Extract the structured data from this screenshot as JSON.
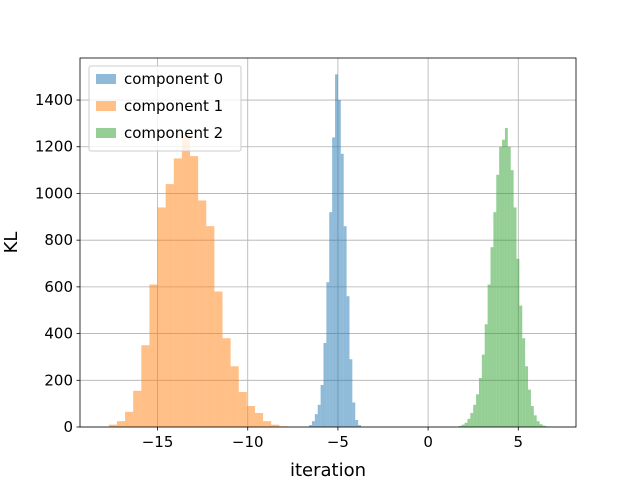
{
  "chart_data": {
    "type": "bar",
    "subtype": "histogram",
    "title": "",
    "xlabel": "iteration",
    "ylabel": "KL",
    "xlim": [
      -19.3,
      8.2
    ],
    "ylim": [
      0,
      1580
    ],
    "xticks": [
      -15,
      -10,
      -5,
      0,
      5
    ],
    "xtick_labels": [
      "−15",
      "−10",
      "−5",
      "0",
      "5"
    ],
    "yticks": [
      0,
      200,
      400,
      600,
      800,
      1000,
      1200,
      1400
    ],
    "ytick_labels": [
      "0",
      "200",
      "400",
      "600",
      "800",
      "1000",
      "1200",
      "1400"
    ],
    "grid": true,
    "legend_position": "top-left",
    "series": [
      {
        "name": "component 0",
        "color": "#1f77b4",
        "alpha": 0.5,
        "bin_edges": [
          -6.6,
          -6.44,
          -6.28,
          -6.12,
          -5.96,
          -5.8,
          -5.64,
          -5.48,
          -5.32,
          -5.16,
          -5.0,
          -4.84,
          -4.68,
          -4.52,
          -4.36,
          -4.2,
          -4.04,
          -3.88,
          -3.72
        ],
        "counts": [
          8,
          25,
          55,
          95,
          180,
          360,
          620,
          920,
          1240,
          1510,
          1400,
          1170,
          860,
          560,
          290,
          105,
          30,
          8
        ]
      },
      {
        "name": "component 1",
        "color": "#ff7f0e",
        "alpha": 0.5,
        "bin_edges": [
          -17.7,
          -17.25,
          -16.8,
          -16.35,
          -15.9,
          -15.45,
          -15.0,
          -14.55,
          -14.1,
          -13.65,
          -13.2,
          -12.75,
          -12.3,
          -11.85,
          -11.4,
          -10.95,
          -10.5,
          -10.05,
          -9.6,
          -9.15,
          -8.7,
          -8.25,
          -7.8
        ],
        "counts": [
          10,
          25,
          65,
          155,
          350,
          610,
          940,
          1040,
          1150,
          1260,
          1160,
          970,
          860,
          580,
          380,
          260,
          150,
          90,
          60,
          25,
          10,
          3
        ]
      },
      {
        "name": "component 2",
        "color": "#2ca02c",
        "alpha": 0.5,
        "bin_edges": [
          1.7,
          1.86,
          2.02,
          2.18,
          2.34,
          2.5,
          2.66,
          2.82,
          2.98,
          3.14,
          3.3,
          3.46,
          3.62,
          3.78,
          3.94,
          4.1,
          4.26,
          4.42,
          4.58,
          4.74,
          4.9,
          5.06,
          5.22,
          5.38,
          5.54,
          5.7,
          5.86,
          6.02,
          6.18,
          6.34,
          6.5,
          6.66,
          6.82
        ],
        "counts": [
          5,
          10,
          18,
          35,
          60,
          95,
          140,
          210,
          310,
          440,
          610,
          770,
          920,
          1080,
          1200,
          1230,
          1280,
          1200,
          1100,
          940,
          720,
          520,
          380,
          260,
          160,
          90,
          50,
          25,
          12,
          6,
          3,
          1
        ]
      }
    ]
  }
}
============
▶ **Exercise**: Your task is to copy the entries in full and exactly, without any images.

▶ **The response**:
Extract the structured data from this screenshot as JSON.
{
  "chart_data": {
    "type": "bar",
    "subtype": "histogram",
    "title": "",
    "xlabel": "iteration",
    "ylabel": "KL",
    "xlim": [
      -19.3,
      8.2
    ],
    "ylim": [
      0,
      1580
    ],
    "xticks": [
      -15,
      -10,
      -5,
      0,
      5
    ],
    "xtick_labels": [
      "−15",
      "−10",
      "−5",
      "0",
      "5"
    ],
    "yticks": [
      0,
      200,
      400,
      600,
      800,
      1000,
      1200,
      1400
    ],
    "ytick_labels": [
      "0",
      "200",
      "400",
      "600",
      "800",
      "1000",
      "1200",
      "1400"
    ],
    "grid": true,
    "legend_position": "top-left",
    "series": [
      {
        "name": "component 0",
        "color": "#1f77b4",
        "alpha": 0.5,
        "bin_edges": [
          -6.6,
          -6.44,
          -6.28,
          -6.12,
          -5.96,
          -5.8,
          -5.64,
          -5.48,
          -5.32,
          -5.16,
          -5.0,
          -4.84,
          -4.68,
          -4.52,
          -4.36,
          -4.2,
          -4.04,
          -3.88,
          -3.72
        ],
        "counts": [
          8,
          25,
          55,
          95,
          180,
          360,
          620,
          920,
          1240,
          1510,
          1400,
          1170,
          860,
          560,
          290,
          105,
          30,
          8
        ]
      },
      {
        "name": "component 1",
        "color": "#ff7f0e",
        "alpha": 0.5,
        "bin_edges": [
          -17.7,
          -17.25,
          -16.8,
          -16.35,
          -15.9,
          -15.45,
          -15.0,
          -14.55,
          -14.1,
          -13.65,
          -13.2,
          -12.75,
          -12.3,
          -11.85,
          -11.4,
          -10.95,
          -10.5,
          -10.05,
          -9.6,
          -9.15,
          -8.7,
          -8.25,
          -7.8
        ],
        "counts": [
          10,
          25,
          65,
          155,
          350,
          610,
          940,
          1040,
          1150,
          1260,
          1160,
          970,
          860,
          580,
          380,
          260,
          150,
          90,
          60,
          25,
          10,
          3
        ]
      },
      {
        "name": "component 2",
        "color": "#2ca02c",
        "alpha": 0.5,
        "bin_edges": [
          1.7,
          1.86,
          2.02,
          2.18,
          2.34,
          2.5,
          2.66,
          2.82,
          2.98,
          3.14,
          3.3,
          3.46,
          3.62,
          3.78,
          3.94,
          4.1,
          4.26,
          4.42,
          4.58,
          4.74,
          4.9,
          5.06,
          5.22,
          5.38,
          5.54,
          5.7,
          5.86,
          6.02,
          6.18,
          6.34,
          6.5,
          6.66,
          6.82
        ],
        "counts": [
          5,
          10,
          18,
          35,
          60,
          95,
          140,
          210,
          310,
          440,
          610,
          770,
          920,
          1080,
          1200,
          1230,
          1280,
          1200,
          1100,
          940,
          720,
          520,
          380,
          260,
          160,
          90,
          50,
          25,
          12,
          6,
          3,
          1
        ]
      }
    ]
  }
}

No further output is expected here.